Starting at the beginning of the material and ending at the line that contains "menu-help[interactable]: Help bbox=[457, 139, 478, 150]", write those lines as a JSON list of strings with one string per line, leaving out any blank lines.

=== Entries supplied ===

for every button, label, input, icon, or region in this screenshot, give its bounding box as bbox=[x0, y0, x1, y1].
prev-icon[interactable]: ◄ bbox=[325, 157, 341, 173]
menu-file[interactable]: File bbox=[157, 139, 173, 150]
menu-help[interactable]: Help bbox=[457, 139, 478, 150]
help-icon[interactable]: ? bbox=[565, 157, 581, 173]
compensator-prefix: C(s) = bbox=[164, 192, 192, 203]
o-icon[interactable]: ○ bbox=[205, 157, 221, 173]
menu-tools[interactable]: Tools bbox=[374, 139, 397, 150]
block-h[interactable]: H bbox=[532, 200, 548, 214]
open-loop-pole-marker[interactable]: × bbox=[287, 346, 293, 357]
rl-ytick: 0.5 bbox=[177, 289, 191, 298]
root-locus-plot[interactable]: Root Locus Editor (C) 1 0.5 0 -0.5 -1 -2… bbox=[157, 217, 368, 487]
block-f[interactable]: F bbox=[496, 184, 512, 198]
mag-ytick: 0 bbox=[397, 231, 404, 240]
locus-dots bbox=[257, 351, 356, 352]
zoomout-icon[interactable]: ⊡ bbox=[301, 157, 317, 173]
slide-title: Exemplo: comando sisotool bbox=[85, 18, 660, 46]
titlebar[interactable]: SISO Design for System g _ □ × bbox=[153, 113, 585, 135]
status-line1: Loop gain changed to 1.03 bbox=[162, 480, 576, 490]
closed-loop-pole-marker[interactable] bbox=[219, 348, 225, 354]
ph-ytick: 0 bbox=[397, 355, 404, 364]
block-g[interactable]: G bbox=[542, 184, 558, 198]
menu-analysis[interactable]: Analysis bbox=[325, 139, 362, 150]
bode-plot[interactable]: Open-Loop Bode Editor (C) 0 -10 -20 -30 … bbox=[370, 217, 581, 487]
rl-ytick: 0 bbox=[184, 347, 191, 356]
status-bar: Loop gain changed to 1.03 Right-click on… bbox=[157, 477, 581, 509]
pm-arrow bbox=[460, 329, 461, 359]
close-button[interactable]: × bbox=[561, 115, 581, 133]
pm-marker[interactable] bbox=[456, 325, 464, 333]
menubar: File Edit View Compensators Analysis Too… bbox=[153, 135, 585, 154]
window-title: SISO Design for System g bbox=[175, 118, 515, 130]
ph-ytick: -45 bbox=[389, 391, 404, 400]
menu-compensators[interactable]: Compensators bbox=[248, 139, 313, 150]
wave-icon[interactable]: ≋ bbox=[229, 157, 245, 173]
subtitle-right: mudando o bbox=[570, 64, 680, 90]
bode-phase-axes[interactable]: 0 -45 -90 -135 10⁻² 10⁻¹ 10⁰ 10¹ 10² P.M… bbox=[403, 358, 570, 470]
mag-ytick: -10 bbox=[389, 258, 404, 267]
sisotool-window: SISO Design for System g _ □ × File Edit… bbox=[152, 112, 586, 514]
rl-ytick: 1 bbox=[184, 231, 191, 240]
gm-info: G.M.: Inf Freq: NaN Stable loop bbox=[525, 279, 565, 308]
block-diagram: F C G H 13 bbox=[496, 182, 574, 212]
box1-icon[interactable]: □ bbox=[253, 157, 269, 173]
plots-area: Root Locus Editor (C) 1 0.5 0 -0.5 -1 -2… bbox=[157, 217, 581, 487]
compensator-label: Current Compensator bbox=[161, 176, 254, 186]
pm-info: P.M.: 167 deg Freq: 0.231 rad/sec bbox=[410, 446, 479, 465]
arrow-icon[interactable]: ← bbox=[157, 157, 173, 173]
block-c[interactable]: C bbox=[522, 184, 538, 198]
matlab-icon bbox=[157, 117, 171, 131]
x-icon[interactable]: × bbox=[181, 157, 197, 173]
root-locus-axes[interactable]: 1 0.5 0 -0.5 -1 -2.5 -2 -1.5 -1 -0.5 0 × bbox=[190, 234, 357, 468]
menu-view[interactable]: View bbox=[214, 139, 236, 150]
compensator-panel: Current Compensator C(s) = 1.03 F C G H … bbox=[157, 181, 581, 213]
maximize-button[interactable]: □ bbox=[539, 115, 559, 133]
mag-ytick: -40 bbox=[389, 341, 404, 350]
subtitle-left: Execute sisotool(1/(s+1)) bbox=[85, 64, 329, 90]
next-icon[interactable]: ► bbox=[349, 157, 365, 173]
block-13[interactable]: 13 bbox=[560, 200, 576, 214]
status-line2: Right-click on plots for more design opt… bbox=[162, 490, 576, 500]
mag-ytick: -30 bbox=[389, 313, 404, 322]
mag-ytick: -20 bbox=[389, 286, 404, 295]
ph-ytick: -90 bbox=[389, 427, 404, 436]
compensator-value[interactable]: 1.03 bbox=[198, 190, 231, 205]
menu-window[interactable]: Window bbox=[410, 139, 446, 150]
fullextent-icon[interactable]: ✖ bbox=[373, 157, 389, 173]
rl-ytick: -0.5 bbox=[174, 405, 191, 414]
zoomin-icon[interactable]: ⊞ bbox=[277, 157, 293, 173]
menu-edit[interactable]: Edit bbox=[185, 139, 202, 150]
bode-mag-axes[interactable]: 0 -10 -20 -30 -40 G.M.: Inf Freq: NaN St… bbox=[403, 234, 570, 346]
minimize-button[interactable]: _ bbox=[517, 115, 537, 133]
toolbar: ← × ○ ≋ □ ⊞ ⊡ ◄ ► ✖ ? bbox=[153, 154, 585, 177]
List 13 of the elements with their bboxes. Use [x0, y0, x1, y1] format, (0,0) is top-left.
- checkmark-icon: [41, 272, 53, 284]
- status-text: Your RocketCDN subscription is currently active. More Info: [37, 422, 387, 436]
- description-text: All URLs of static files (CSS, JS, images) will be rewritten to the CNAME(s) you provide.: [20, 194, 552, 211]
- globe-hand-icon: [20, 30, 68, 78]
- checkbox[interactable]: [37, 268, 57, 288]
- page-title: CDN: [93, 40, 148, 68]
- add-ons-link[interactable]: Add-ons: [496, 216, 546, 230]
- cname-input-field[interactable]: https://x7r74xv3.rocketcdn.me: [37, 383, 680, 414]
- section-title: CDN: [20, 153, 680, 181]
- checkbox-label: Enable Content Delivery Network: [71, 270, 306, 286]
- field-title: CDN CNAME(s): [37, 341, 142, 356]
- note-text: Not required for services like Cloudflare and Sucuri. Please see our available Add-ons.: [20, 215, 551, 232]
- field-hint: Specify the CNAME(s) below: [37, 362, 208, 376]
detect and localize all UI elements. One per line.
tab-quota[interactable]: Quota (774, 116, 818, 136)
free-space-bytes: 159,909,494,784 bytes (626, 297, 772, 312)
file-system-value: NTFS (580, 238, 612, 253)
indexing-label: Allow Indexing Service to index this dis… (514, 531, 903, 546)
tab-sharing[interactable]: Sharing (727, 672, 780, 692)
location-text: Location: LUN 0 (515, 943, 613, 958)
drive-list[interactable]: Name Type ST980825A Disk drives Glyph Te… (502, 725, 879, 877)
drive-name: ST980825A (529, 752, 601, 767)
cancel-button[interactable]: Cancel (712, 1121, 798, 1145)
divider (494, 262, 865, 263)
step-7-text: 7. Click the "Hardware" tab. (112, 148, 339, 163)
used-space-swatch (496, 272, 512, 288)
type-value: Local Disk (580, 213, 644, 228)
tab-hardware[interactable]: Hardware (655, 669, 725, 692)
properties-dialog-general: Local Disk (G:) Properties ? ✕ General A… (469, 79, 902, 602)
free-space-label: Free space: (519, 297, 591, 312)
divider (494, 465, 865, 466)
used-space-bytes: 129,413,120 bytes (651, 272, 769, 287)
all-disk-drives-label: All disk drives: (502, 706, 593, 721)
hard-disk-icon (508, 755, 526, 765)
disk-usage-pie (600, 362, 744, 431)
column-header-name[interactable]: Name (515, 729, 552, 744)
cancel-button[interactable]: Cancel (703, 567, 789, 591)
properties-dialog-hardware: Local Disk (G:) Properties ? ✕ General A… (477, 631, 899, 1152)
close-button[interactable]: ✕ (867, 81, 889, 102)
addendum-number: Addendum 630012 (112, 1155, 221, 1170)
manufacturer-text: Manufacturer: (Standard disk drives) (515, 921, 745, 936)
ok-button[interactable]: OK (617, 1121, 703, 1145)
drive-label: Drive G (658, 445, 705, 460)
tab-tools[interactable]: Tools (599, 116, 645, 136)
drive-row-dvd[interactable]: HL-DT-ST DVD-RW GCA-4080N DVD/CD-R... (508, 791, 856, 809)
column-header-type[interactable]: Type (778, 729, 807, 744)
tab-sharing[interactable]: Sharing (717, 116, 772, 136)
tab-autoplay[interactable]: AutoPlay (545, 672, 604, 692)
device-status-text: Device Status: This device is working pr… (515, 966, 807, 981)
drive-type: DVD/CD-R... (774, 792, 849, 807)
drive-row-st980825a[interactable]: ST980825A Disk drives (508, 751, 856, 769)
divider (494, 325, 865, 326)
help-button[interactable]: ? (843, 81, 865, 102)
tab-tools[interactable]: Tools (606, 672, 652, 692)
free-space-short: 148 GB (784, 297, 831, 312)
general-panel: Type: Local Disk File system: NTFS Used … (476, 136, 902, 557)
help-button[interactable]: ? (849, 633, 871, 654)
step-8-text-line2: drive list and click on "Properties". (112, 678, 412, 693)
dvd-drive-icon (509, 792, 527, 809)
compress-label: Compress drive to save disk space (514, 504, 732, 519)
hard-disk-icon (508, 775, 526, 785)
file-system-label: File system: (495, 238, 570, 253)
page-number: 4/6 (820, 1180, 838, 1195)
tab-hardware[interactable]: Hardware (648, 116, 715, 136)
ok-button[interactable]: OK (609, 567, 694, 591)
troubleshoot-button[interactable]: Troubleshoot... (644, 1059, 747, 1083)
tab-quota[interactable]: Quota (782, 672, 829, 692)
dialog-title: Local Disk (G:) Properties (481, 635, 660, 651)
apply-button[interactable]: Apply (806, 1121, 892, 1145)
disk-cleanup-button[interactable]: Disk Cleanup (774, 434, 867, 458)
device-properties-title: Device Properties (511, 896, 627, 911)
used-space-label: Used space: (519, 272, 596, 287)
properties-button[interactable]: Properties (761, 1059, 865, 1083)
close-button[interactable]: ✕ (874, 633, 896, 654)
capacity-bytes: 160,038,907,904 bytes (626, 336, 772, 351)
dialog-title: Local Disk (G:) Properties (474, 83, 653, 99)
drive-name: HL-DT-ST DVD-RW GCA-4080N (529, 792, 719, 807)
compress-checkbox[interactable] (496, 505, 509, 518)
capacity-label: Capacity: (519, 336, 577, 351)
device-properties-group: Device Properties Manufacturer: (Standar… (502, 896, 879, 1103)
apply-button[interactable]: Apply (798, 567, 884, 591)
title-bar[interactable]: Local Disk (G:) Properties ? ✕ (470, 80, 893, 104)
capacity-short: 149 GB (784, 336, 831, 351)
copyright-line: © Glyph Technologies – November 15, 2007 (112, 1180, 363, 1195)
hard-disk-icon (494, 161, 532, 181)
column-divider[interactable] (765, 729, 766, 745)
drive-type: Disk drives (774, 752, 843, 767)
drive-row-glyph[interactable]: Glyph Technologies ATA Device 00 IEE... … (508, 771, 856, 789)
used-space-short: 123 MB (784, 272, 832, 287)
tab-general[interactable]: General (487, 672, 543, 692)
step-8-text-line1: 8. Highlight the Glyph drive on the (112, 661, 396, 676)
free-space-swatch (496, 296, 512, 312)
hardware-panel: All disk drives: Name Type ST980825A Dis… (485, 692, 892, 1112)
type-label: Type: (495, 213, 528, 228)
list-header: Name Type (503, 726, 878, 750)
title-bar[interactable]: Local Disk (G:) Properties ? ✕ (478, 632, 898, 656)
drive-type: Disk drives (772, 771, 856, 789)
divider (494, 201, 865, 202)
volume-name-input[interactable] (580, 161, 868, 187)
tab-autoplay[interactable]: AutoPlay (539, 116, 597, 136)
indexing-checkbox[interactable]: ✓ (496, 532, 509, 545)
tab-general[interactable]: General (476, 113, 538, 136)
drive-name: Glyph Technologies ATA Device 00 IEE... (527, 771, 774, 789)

===

* The completed task:
[
  "for every button, label, input, icon, or region in this screenshot, give its bounding box as bbox=[x0, y0, x1, y1].",
  "prev-icon[interactable]: ◄ bbox=[325, 157, 341, 173]",
  "menu-file[interactable]: File bbox=[157, 139, 173, 150]",
  "menu-help[interactable]: Help bbox=[457, 139, 478, 150]"
]